— Given instruction —
Find how many lines of the listing include the string "значения", and report only that figure.

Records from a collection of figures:
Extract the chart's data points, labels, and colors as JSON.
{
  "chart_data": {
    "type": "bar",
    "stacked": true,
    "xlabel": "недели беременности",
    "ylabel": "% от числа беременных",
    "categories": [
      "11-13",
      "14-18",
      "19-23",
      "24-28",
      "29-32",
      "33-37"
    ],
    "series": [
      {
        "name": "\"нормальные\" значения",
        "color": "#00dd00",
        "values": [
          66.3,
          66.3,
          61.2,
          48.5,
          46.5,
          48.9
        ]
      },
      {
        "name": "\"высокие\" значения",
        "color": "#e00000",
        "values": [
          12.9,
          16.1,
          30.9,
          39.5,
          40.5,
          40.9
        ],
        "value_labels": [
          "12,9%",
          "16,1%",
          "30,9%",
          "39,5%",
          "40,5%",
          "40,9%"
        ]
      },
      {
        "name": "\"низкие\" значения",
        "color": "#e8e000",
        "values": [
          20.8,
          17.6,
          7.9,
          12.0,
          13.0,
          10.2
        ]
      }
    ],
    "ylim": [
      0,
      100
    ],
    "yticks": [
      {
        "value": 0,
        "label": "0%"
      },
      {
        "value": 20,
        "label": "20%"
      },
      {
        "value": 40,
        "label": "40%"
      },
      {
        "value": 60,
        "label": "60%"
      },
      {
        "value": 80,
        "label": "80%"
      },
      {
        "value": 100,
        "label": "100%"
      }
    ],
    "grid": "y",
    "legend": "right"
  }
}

— Answer to the task —
3